* BEGIN Material for this task *

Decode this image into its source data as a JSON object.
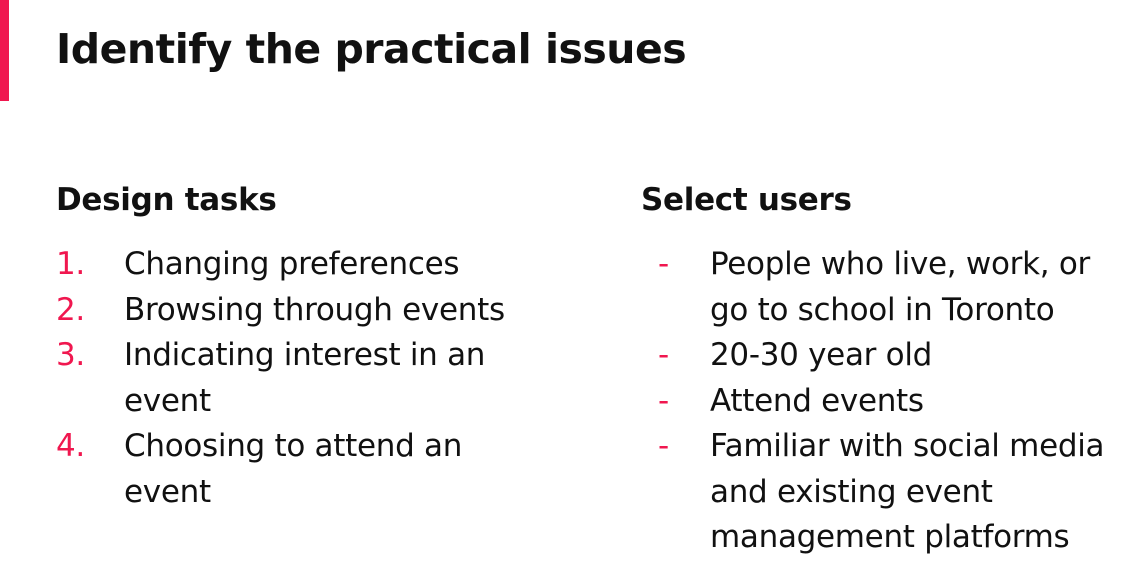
{
  "slide": {
    "title": "Identify the practical issues",
    "accent_color": "#f0174f"
  },
  "design_tasks": {
    "heading": "Design tasks",
    "items": [
      {
        "marker": "1.",
        "text": "Changing preferences"
      },
      {
        "marker": "2.",
        "text": "Browsing through events"
      },
      {
        "marker": "3.",
        "text": "Indicating interest in an event"
      },
      {
        "marker": "4.",
        "text": "Choosing to attend an event"
      }
    ]
  },
  "select_users": {
    "heading": "Select users",
    "items": [
      {
        "marker": "-",
        "text": "People who live, work, or go to school in Toronto"
      },
      {
        "marker": "-",
        "text": "20-30 year old"
      },
      {
        "marker": "-",
        "text": "Attend events"
      },
      {
        "marker": "-",
        "text": "Familiar with social media and existing event management platforms"
      }
    ]
  }
}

* END Material for this task *

#### Required work
Copy every record above exactly, leaving out any pictures.

#### Expected answer
Decode this image into its source data as a JSON object.
{
  "slide": {
    "title": "Identify the practical issues",
    "accent_color": "#f0174f"
  },
  "design_tasks": {
    "heading": "Design tasks",
    "items": [
      {
        "marker": "1.",
        "text": "Changing preferences"
      },
      {
        "marker": "2.",
        "text": "Browsing through events"
      },
      {
        "marker": "3.",
        "text": "Indicating interest in an event"
      },
      {
        "marker": "4.",
        "text": "Choosing to attend an event"
      }
    ]
  },
  "select_users": {
    "heading": "Select users",
    "items": [
      {
        "marker": "-",
        "text": "People who live, work, or go to school in Toronto"
      },
      {
        "marker": "-",
        "text": "20-30 year old"
      },
      {
        "marker": "-",
        "text": "Attend events"
      },
      {
        "marker": "-",
        "text": "Familiar with social media and existing event management platforms"
      }
    ]
  }
}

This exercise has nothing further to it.